WHAT IS REQUIRED
Search the material for the word "Nutzfahrzeuge" and copy each line that holds it.

[Start]

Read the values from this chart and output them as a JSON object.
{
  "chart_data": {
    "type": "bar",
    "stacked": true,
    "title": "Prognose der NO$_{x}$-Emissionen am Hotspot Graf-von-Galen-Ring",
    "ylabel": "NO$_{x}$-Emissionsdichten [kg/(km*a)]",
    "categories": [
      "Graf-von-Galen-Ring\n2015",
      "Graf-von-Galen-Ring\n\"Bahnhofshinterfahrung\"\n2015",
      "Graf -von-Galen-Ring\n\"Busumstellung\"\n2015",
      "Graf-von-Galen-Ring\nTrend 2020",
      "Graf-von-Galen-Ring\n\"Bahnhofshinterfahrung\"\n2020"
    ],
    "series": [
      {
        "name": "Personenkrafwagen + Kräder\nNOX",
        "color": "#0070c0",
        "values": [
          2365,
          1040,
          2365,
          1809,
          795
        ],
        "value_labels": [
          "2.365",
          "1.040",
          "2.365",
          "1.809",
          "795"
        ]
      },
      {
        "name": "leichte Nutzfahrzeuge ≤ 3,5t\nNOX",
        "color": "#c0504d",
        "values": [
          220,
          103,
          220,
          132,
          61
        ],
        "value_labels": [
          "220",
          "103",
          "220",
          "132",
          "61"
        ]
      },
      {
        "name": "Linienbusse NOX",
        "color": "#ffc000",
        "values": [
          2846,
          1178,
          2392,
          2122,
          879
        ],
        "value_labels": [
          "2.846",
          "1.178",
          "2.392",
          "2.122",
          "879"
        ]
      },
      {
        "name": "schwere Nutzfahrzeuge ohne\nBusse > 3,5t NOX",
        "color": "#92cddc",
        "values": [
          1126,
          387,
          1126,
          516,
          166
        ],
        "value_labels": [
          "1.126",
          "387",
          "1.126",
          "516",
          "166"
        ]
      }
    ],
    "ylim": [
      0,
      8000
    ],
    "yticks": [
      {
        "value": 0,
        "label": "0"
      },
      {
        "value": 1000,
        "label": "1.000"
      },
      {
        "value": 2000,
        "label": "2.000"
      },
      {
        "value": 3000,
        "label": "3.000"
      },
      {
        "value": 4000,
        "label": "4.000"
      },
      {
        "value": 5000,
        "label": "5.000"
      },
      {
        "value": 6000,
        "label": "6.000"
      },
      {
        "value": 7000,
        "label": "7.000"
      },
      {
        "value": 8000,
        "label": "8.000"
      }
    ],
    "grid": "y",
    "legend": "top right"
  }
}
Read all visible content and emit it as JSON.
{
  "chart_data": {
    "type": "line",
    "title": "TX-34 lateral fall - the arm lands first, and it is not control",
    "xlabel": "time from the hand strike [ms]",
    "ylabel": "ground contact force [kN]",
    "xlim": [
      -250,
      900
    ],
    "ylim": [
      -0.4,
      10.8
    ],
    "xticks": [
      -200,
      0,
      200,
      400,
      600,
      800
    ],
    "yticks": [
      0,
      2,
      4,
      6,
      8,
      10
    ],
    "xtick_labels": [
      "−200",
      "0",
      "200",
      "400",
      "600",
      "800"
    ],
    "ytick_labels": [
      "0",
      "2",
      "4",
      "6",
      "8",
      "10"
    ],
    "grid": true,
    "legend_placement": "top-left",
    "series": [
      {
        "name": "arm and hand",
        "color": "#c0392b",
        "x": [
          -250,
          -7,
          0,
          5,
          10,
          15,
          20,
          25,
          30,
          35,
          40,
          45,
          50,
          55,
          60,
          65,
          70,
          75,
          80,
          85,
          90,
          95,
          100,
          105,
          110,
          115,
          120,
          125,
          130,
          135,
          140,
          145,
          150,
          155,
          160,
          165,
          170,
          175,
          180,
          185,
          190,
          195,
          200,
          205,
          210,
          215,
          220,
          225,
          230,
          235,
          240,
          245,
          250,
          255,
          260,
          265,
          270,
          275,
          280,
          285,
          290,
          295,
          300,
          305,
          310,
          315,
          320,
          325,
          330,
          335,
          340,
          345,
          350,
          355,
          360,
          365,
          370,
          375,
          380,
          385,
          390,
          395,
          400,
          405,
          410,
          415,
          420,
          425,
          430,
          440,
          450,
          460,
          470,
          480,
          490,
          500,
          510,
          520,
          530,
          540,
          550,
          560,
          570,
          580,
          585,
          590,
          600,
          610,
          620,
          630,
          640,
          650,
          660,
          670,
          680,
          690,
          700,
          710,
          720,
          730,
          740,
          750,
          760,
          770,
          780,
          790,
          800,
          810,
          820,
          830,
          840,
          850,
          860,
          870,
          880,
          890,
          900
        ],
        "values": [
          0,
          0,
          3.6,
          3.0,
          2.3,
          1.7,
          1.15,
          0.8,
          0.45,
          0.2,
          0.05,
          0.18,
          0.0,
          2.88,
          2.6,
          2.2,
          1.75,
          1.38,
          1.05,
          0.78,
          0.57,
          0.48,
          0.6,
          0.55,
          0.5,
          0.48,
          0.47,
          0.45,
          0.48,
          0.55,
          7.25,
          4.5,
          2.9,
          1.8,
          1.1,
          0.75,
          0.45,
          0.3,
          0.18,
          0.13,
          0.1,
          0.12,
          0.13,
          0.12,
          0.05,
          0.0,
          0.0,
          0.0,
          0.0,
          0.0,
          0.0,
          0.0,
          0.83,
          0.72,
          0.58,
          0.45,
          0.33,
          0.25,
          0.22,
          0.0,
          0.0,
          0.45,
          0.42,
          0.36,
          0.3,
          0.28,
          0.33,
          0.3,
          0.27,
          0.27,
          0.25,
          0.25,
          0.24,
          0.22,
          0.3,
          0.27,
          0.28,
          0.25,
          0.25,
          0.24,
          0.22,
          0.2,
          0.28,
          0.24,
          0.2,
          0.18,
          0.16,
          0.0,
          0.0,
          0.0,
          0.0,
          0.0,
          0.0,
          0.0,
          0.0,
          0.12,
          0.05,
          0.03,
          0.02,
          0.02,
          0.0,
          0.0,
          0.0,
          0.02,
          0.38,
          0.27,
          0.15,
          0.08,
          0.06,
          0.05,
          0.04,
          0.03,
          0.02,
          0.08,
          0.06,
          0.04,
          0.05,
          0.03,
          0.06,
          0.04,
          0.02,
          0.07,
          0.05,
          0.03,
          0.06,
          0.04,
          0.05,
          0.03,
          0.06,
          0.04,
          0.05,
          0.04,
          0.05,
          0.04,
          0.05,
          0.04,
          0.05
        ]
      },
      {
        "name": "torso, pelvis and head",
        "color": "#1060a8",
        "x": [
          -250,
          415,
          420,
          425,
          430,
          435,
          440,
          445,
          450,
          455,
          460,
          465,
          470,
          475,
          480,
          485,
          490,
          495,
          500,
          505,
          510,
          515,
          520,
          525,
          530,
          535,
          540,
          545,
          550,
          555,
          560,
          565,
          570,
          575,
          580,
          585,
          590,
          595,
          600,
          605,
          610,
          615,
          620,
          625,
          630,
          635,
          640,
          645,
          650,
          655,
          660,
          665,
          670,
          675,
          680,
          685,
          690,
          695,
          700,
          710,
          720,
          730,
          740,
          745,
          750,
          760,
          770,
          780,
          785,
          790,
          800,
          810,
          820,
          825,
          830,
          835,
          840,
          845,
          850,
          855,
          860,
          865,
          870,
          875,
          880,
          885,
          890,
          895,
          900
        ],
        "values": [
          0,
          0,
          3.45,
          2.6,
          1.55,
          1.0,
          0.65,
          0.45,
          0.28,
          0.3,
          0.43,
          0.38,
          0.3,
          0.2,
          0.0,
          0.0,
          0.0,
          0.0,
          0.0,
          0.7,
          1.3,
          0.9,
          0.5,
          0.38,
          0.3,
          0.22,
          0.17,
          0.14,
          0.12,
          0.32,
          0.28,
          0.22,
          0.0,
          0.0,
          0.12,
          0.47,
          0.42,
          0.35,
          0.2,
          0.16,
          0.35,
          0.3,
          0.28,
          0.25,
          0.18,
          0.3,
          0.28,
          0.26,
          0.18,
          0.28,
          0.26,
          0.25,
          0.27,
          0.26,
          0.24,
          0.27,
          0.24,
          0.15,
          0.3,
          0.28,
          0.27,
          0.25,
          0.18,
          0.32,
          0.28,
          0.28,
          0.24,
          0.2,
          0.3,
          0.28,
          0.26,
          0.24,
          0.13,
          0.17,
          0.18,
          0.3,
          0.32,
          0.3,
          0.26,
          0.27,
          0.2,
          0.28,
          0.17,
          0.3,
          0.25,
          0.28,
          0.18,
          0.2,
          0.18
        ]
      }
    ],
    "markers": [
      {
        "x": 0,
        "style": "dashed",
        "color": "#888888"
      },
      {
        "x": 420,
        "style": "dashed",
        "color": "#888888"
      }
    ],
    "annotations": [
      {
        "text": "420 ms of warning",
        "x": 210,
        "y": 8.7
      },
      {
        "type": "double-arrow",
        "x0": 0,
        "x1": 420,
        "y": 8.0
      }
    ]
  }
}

[End]

SOLUTION FOR THIS TASK
        "name": "leichte Nutzfahrzeuge ≤ 3,5t\nNOX",
        "name": "schwere Nutzfahrzeuge ohne\nBusse > 3,5t NOX",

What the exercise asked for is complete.